§ Goal: State only how many lines contain the string "text".

§ Items from a data source:
= = = = =

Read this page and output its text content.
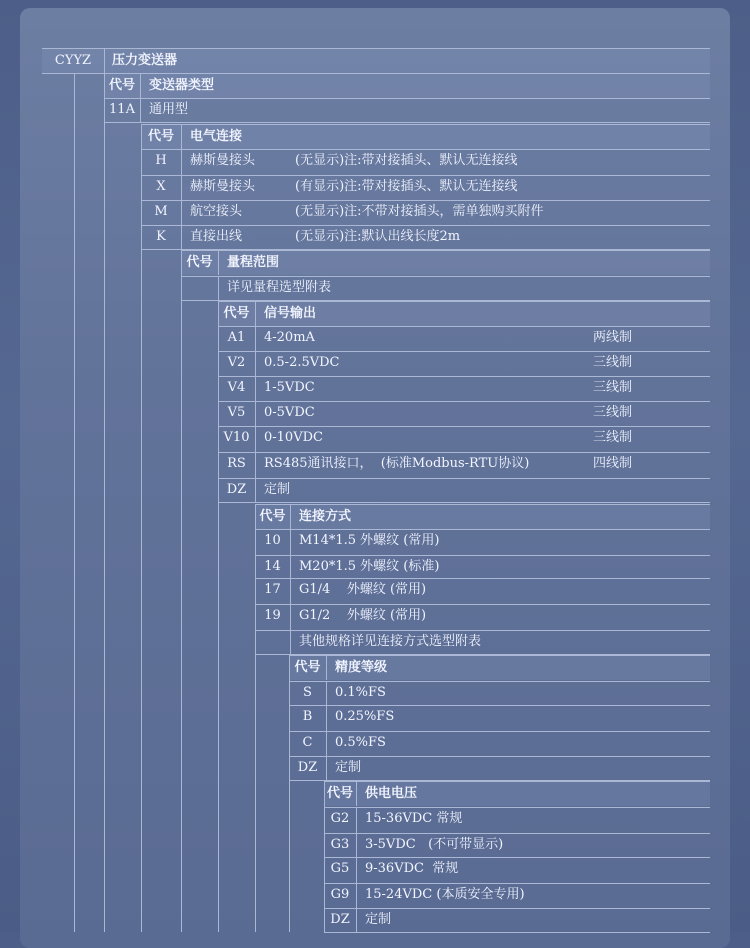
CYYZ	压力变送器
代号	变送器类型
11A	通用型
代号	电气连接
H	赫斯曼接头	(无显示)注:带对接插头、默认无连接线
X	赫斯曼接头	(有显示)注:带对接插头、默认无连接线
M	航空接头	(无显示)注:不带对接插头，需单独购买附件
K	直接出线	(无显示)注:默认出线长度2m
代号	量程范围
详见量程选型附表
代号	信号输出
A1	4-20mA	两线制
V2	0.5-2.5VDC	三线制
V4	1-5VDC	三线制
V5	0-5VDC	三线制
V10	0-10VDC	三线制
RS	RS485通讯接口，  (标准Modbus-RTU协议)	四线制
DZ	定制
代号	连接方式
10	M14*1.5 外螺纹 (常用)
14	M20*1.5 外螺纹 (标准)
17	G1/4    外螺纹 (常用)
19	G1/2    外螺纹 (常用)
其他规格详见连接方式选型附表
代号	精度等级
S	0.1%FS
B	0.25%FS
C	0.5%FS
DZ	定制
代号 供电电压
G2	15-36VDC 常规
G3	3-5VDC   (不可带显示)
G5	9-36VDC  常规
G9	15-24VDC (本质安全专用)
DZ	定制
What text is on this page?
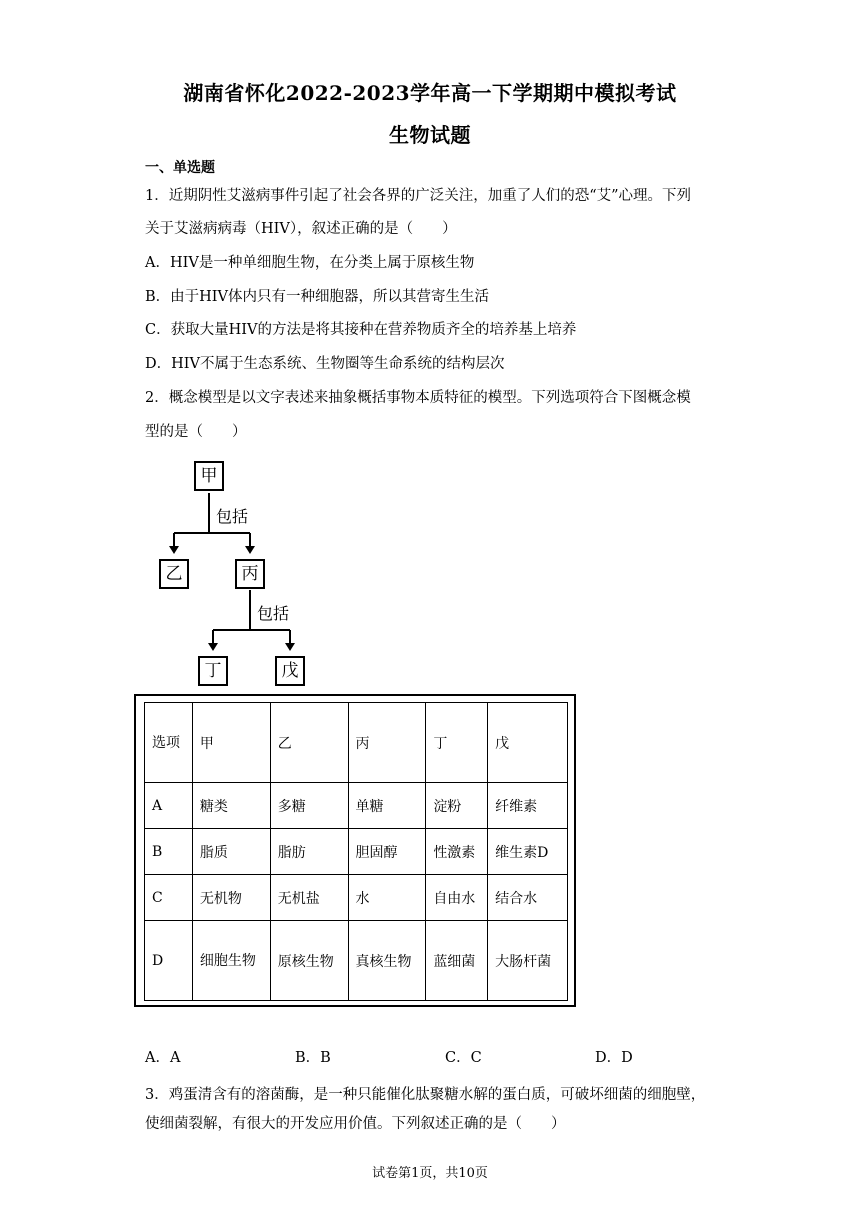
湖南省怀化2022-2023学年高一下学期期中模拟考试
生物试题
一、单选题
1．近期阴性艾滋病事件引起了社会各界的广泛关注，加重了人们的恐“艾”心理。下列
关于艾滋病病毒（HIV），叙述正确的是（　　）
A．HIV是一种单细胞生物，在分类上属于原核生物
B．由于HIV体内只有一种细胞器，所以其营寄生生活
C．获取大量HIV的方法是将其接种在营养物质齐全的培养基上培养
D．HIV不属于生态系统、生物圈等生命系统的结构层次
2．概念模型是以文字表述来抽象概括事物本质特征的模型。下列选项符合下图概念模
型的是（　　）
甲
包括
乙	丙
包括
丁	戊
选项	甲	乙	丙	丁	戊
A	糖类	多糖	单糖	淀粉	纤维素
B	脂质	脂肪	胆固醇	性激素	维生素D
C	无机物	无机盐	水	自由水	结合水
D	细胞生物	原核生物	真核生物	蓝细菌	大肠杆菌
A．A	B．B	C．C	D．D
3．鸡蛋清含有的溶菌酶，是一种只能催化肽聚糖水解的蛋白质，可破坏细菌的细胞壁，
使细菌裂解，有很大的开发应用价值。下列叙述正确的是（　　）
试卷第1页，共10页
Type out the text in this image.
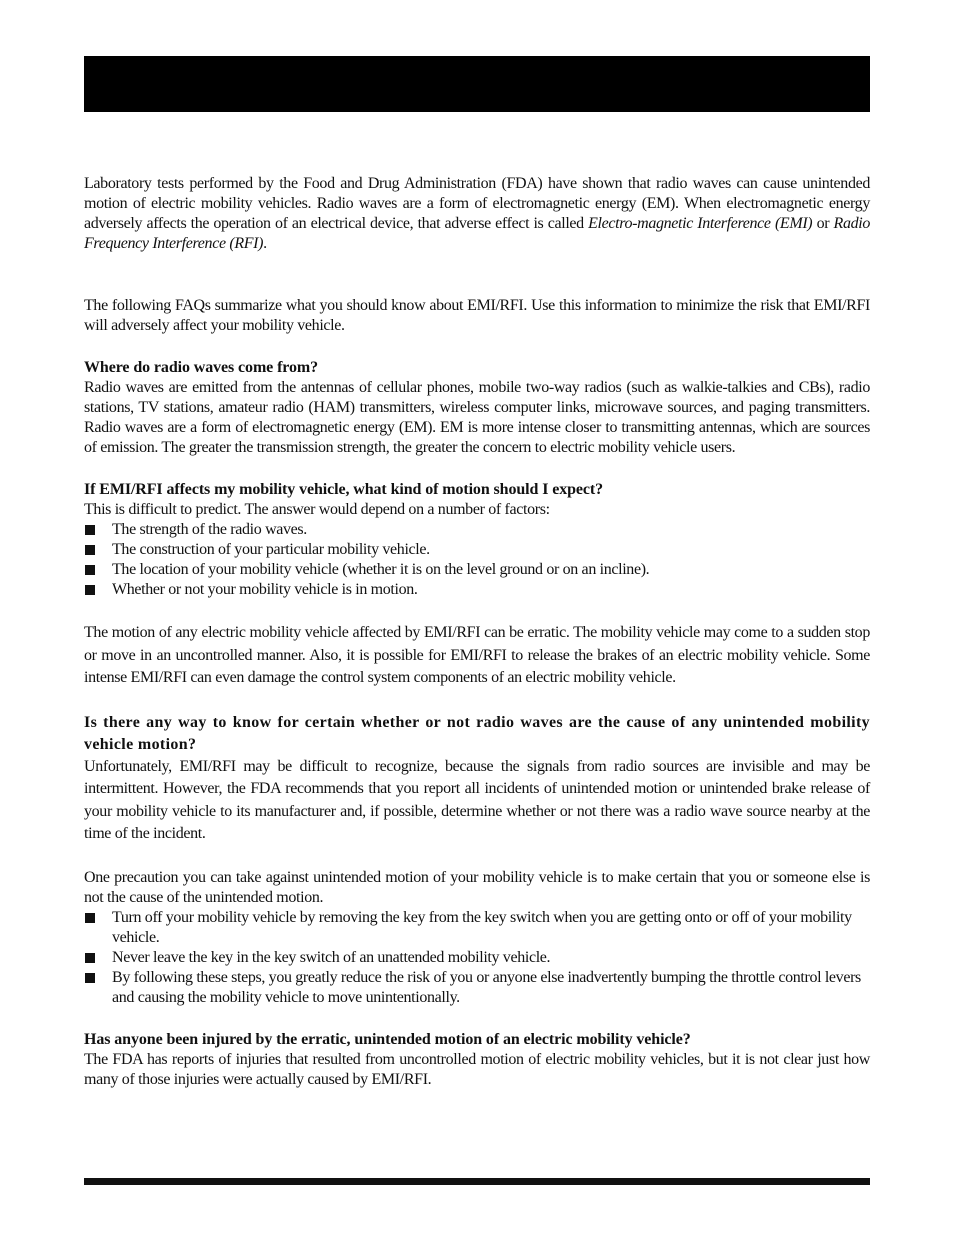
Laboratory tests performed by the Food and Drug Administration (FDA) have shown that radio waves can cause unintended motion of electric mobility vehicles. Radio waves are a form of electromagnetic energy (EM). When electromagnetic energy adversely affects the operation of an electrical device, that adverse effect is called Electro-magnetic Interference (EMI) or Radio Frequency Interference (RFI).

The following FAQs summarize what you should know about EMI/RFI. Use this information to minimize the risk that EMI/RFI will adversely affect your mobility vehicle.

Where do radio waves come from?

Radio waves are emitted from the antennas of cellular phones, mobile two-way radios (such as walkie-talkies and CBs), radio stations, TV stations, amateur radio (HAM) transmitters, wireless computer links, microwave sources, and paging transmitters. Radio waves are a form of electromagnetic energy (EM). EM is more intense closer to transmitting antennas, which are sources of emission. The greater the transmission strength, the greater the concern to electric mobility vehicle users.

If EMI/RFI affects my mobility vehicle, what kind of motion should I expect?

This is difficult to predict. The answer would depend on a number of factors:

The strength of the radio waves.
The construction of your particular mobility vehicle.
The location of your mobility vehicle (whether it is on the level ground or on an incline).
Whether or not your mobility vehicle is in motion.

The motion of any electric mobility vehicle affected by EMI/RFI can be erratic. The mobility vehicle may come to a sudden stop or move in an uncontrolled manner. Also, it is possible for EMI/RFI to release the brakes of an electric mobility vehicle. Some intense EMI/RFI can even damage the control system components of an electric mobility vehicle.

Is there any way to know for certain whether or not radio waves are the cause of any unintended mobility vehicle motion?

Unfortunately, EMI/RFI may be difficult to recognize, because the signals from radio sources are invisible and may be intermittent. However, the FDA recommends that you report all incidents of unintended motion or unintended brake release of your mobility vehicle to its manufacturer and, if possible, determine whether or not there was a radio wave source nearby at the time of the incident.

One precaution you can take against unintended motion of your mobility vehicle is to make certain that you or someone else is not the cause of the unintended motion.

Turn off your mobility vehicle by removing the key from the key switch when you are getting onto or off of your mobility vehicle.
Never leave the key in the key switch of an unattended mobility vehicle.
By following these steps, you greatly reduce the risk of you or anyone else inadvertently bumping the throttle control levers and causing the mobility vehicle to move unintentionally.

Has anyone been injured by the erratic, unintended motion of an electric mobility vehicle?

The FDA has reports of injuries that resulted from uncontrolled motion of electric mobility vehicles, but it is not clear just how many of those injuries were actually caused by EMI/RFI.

= = = = =

§ Full response: 3